'''
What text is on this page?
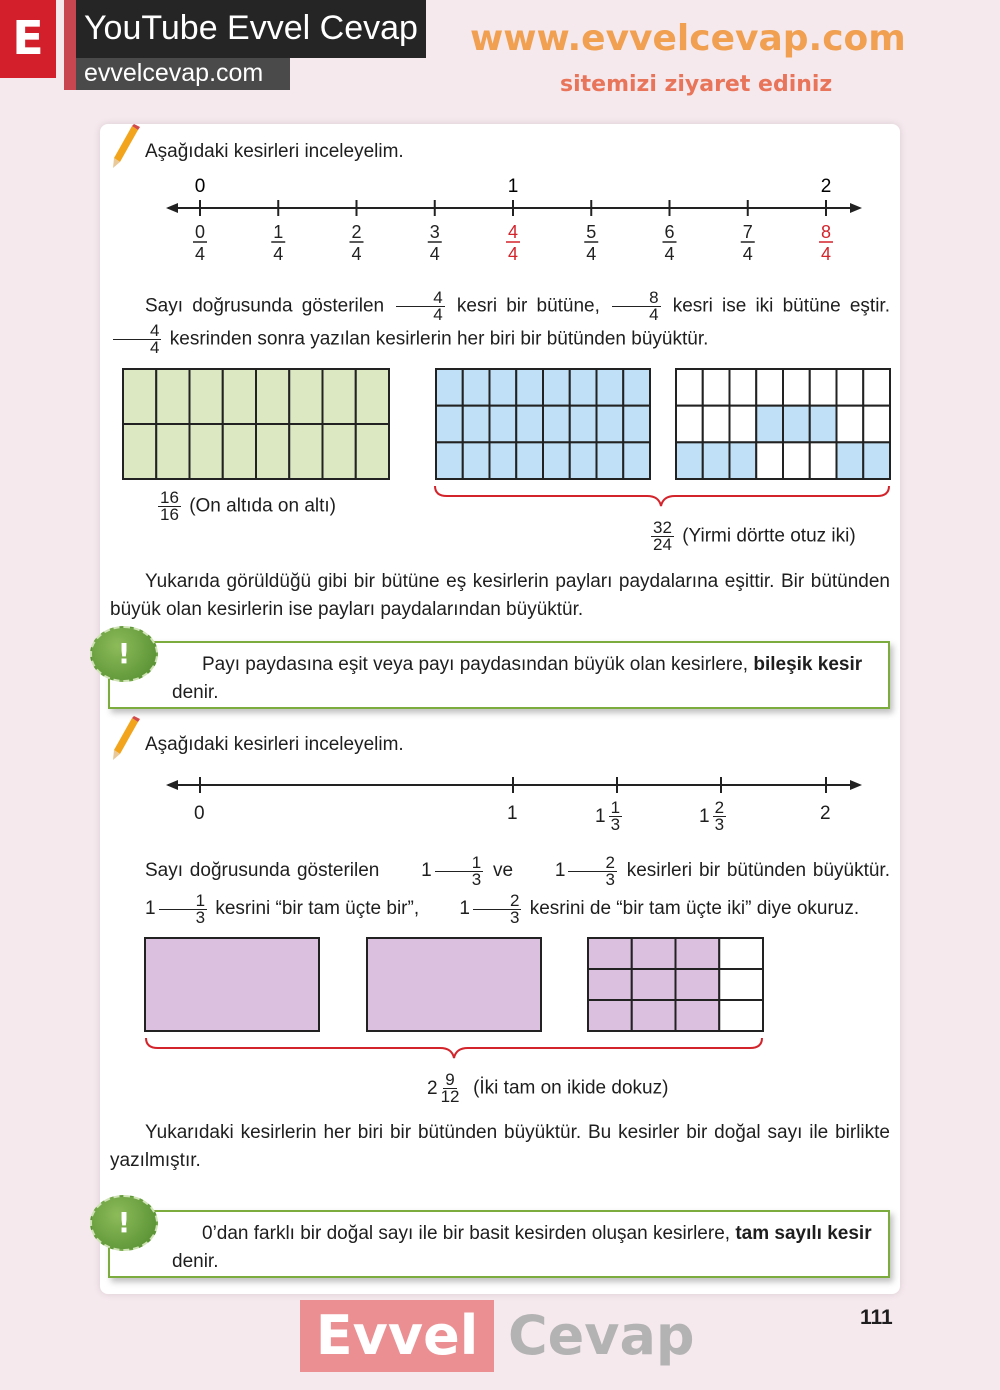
E	YouTube Evvel Cevap
evvelcevap.com
www.evvelcevap.com
sitemizi ziyaret ediniz
Aşağıdaki kesirleri inceleyelim.
0
4
1
4
2
4
3
4
4
4
5
4
6
4
7
4
8
4
0	1	2
Sayı doğrusunda gösterilen $\frac{4}{4}$ kesri bir bütüne, $\frac{8}{4}$ kesri ise iki bütüne eştir.
$\frac{4}{4}$ kesrinden sonra yazılan kesirlerin her biri bir bütünden büyüktür.
$\frac{16}{16} (On$ altıda on altı)
$\frac{32}{24}$ (Yirmi dörtte otuz iki)
Yukarıda görüldüğü gibi bir bütüne eş kesirlerin payları paydalarına eşittir. Bir bütünden büyük olan kesirlerin ise payları paydalarından büyüktür.
Payı paydasına eşit veya payı paydasından büyük olan kesirlere, bileşik kesir denir.
!
Aşağıdaki kesirleri inceleyelim.
0	1	$1 \frac{1}{3}$	$1 \frac{2}{3}$	2
Sayı doğrusunda gösterilen	$1 \frac{1}{3}$ ve	$1 \frac{2}{3}$ kesirleri bir bütünden büyüktür.
$1 \frac{1}{3}$ kesrini “bir tam üçte bir”,	$1 \frac{2}{3}$ kesrini de “bir tam üçte iki” diye okuruz.
$2 \frac{9}{12}$ (İki tam on ikide dokuz)
Yukarıdaki kesirlerin her biri bir bütünden büyüktür. Bu kesirler bir doğal sayı ile birlikte yazılmıştır.
0’dan farklı bir doğal sayı ile bir basit kesirden oluşan kesirlere, tam sayılı kesir denir.
!
111
Evvel Cevap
'''
Gather and copy every line of the data in which the string "denir" is found.

▶ [SOLVED PROBLEM]
Payı paydasına eşit veya payı paydasından büyük olan kesirlere, bileşik kesir denir.
0’dan farklı bir doğal sayı ile bir basit kesirden oluşan kesirlere, tam sayılı kesir denir.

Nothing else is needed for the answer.